### WHAT TO PRODUCE:
Would you transcribe the listing that follows, character for character, and omit its images?

[Saved entries]
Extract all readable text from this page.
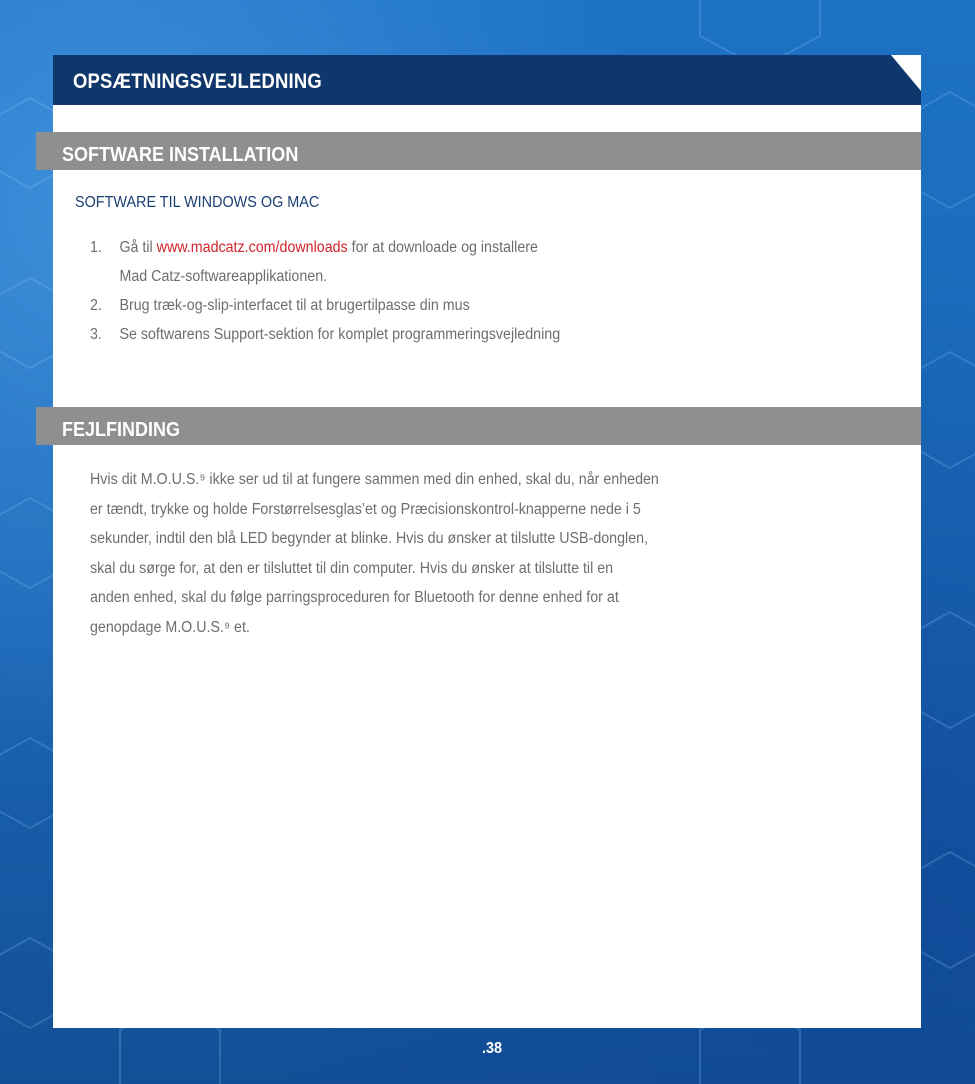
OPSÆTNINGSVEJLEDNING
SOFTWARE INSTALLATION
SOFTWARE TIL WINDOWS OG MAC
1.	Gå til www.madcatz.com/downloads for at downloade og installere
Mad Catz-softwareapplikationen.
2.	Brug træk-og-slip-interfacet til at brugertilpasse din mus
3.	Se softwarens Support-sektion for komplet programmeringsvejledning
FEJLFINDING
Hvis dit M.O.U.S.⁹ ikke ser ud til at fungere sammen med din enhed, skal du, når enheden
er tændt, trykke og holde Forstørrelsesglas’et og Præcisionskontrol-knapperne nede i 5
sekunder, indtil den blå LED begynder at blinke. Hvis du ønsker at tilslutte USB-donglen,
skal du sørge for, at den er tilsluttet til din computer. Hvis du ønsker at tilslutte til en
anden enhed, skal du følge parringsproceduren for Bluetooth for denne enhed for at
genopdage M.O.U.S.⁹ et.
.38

### CORRECT RESULT:
Extract all readable text from this page.
OPSÆTNINGSVEJLEDNING
SOFTWARE INSTALLATION
SOFTWARE TIL WINDOWS OG MAC
1.	Gå til www.madcatz.com/downloads for at downloade og installere
Mad Catz-softwareapplikationen.
2.	Brug træk-og-slip-interfacet til at brugertilpasse din mus
3.	Se softwarens Support-sektion for komplet programmeringsvejledning
FEJLFINDING
Hvis dit M.O.U.S.⁹ ikke ser ud til at fungere sammen med din enhed, skal du, når enheden
er tændt, trykke og holde Forstørrelsesglas’et og Præcisionskontrol-knapperne nede i 5
sekunder, indtil den blå LED begynder at blinke. Hvis du ønsker at tilslutte USB-donglen,
skal du sørge for, at den er tilsluttet til din computer. Hvis du ønsker at tilslutte til en
anden enhed, skal du følge parringsproceduren for Bluetooth for denne enhed for at
genopdage M.O.U.S.⁹ et.
.38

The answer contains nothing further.